PROBLEM TO SOLVE:
How many lines in the entries below include the string "screenshot"? Answer with the number only.

━━ INFORMATION SUPPLIED ━━

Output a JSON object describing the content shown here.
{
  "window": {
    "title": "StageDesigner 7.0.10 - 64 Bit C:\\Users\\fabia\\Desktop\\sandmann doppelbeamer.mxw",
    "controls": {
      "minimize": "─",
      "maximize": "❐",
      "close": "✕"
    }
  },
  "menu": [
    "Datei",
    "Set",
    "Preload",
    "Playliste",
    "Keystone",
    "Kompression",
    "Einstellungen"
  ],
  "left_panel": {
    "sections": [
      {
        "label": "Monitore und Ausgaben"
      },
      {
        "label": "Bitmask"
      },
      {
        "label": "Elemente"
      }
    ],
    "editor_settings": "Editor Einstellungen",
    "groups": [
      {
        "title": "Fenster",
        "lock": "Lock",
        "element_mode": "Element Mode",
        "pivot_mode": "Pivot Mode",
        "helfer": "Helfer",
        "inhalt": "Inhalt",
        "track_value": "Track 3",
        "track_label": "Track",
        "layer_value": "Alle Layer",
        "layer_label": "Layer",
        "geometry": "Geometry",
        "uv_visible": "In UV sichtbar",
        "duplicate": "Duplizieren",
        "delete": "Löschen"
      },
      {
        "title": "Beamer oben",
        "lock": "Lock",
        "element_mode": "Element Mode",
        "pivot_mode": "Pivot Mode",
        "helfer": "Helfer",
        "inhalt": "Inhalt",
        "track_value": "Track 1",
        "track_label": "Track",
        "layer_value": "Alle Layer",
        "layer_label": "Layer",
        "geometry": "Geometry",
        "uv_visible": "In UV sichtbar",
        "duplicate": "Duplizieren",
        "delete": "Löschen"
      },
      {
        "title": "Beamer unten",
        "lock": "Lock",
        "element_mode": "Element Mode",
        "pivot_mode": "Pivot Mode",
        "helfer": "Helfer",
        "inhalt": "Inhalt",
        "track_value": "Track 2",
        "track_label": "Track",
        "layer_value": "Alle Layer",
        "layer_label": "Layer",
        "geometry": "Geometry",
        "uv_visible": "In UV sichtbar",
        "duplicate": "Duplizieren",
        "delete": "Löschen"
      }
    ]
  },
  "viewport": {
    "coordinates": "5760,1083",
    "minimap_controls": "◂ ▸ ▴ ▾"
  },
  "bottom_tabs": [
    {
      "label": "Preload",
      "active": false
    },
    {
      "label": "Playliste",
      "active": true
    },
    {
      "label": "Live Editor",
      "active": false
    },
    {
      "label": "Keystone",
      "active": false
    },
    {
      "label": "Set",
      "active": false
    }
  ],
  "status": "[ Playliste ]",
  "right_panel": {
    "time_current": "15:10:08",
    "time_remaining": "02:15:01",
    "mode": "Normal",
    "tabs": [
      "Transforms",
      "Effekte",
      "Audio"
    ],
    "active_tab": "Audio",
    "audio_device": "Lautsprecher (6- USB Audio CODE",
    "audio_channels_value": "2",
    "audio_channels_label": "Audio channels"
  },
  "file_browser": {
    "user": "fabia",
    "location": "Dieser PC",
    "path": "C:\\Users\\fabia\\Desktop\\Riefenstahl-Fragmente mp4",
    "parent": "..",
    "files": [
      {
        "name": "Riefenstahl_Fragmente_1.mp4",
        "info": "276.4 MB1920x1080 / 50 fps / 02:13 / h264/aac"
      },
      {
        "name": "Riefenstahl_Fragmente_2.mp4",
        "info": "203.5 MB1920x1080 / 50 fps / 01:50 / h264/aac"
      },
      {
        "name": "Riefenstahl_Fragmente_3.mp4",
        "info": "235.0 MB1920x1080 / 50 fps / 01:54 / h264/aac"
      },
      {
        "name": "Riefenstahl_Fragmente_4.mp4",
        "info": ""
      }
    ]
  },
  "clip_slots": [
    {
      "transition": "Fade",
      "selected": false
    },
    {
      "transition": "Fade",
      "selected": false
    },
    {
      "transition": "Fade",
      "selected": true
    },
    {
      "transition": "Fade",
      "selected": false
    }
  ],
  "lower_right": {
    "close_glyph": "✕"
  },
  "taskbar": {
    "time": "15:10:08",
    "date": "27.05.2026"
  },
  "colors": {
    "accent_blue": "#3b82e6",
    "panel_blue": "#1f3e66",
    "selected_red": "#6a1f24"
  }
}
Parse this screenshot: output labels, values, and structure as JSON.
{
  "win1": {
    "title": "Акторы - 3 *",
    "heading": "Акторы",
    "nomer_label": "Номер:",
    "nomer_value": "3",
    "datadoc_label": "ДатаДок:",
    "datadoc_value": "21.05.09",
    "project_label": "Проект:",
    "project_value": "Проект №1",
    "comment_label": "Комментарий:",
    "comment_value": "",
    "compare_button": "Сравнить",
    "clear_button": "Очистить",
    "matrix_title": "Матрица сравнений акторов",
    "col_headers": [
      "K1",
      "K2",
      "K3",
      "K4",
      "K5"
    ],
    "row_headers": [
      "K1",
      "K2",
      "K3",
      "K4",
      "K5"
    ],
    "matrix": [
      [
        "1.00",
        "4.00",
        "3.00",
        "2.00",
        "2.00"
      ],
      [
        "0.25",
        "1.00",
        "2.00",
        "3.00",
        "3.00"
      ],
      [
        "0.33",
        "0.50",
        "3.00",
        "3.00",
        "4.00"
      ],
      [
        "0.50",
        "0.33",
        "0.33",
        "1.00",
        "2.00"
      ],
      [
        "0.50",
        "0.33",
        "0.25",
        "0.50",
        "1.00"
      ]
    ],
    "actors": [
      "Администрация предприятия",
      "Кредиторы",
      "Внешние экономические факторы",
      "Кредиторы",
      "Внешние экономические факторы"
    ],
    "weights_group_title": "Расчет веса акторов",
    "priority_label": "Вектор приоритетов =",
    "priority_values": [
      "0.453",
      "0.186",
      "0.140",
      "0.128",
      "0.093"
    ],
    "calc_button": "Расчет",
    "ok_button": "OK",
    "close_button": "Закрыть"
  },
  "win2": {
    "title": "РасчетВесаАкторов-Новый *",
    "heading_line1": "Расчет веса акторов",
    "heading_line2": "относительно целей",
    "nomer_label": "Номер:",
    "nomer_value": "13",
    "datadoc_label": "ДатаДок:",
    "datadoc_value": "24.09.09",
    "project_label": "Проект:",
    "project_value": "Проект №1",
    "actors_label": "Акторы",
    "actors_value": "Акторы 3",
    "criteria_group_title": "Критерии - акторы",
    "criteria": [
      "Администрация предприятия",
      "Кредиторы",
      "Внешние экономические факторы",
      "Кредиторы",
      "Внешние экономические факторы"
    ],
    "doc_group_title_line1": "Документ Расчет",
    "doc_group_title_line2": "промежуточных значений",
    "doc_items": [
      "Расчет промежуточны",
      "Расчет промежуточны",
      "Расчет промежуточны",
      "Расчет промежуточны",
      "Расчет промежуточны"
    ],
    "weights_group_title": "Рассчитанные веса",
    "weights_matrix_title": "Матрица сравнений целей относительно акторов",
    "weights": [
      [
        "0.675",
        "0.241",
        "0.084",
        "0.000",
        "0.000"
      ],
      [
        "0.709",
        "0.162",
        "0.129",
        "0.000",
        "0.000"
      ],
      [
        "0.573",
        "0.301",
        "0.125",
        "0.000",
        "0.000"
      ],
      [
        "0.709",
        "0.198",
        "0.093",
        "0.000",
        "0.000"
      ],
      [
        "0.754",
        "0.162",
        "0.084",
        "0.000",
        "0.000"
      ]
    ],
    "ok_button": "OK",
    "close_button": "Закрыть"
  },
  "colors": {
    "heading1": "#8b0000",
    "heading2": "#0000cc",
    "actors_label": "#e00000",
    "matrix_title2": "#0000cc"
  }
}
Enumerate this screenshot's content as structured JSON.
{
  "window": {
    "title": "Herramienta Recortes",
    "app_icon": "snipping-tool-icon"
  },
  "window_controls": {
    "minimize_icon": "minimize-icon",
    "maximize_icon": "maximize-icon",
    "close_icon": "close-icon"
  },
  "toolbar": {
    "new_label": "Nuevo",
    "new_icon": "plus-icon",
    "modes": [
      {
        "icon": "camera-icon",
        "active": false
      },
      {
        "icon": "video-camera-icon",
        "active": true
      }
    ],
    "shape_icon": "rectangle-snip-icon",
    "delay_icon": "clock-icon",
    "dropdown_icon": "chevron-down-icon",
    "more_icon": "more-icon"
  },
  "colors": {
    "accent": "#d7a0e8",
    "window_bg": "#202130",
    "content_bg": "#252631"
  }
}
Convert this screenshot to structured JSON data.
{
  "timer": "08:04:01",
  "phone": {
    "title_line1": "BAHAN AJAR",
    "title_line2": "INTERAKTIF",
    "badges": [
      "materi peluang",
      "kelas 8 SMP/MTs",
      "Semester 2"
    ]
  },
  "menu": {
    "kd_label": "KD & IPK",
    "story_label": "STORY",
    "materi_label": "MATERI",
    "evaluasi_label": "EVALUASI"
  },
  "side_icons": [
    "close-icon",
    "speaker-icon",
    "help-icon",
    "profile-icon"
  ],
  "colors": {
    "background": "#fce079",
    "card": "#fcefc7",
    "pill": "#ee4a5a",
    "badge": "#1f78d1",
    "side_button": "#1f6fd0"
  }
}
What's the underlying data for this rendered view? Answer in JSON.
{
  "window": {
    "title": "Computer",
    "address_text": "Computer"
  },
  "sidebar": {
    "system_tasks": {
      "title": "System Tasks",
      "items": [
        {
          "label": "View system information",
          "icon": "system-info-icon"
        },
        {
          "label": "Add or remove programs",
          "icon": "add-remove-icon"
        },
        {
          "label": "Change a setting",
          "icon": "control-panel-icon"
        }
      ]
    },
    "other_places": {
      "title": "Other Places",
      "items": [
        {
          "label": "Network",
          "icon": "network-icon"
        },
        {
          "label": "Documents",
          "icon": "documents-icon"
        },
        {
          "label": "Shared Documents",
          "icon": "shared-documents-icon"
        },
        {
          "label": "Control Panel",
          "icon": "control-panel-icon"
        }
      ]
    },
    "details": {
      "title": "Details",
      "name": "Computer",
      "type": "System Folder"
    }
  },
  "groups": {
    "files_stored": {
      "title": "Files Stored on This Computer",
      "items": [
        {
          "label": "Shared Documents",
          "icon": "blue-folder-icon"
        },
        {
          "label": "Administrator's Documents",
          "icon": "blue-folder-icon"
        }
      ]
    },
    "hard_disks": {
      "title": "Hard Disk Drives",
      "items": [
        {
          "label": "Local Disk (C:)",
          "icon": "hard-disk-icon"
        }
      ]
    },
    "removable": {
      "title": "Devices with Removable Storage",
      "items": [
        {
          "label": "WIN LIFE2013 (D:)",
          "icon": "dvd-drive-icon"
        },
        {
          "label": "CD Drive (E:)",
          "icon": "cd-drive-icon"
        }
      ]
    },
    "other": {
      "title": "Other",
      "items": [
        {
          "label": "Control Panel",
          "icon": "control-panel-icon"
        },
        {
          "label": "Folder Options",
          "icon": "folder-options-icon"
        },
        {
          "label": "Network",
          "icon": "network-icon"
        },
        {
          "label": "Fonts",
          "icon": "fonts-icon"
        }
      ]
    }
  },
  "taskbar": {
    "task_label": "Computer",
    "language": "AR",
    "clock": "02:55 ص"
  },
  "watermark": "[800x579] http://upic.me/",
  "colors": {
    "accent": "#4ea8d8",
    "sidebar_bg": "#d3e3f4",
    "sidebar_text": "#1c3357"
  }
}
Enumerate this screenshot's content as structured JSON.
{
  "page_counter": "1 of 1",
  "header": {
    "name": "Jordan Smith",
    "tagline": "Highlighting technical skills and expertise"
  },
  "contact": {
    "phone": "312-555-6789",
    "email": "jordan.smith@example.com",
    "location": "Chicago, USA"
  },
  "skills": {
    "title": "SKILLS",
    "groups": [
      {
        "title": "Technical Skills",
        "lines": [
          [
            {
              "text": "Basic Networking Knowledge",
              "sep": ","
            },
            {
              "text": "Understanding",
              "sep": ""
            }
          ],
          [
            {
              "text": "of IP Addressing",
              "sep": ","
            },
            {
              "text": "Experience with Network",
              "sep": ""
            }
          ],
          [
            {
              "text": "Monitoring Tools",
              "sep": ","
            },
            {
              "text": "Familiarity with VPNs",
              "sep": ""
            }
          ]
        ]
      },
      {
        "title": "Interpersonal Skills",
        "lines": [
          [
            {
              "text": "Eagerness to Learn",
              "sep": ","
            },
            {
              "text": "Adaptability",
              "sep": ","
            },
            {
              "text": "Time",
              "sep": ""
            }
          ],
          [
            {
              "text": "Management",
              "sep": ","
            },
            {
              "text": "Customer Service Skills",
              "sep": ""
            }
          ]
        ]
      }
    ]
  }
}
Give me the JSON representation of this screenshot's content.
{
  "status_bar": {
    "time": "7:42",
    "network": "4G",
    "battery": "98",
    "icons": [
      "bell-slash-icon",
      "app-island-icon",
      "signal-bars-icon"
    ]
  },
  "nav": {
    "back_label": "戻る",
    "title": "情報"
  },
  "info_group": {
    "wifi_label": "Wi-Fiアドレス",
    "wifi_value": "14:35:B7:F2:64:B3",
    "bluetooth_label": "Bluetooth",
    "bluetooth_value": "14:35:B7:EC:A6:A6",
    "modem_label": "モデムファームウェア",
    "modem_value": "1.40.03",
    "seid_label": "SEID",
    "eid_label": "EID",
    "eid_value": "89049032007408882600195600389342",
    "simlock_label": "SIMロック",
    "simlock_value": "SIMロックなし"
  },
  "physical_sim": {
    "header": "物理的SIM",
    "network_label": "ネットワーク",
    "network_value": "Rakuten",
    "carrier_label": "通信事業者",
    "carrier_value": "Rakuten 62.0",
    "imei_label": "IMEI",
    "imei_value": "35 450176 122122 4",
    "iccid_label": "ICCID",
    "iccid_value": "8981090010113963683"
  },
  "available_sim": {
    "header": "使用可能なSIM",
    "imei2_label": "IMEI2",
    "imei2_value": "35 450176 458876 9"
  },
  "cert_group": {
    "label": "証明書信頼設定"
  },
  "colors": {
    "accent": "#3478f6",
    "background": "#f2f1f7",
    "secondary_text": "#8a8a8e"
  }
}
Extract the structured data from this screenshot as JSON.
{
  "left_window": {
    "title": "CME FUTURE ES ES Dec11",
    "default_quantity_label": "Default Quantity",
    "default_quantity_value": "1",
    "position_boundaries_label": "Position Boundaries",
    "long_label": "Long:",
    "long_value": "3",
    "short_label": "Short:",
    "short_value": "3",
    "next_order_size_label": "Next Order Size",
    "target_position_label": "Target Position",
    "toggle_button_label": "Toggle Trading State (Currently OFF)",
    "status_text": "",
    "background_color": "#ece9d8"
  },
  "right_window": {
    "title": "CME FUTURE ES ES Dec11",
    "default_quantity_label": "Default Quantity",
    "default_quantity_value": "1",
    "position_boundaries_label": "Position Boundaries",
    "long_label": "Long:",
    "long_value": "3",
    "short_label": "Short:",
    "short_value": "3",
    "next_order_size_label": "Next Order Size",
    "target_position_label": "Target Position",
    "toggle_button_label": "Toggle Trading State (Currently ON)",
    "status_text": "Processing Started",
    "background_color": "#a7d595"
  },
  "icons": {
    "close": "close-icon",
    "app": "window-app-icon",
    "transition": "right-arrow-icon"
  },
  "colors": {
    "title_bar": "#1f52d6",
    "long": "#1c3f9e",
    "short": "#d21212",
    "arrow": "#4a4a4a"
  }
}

━━━

WRITTEN SOLUTION:
6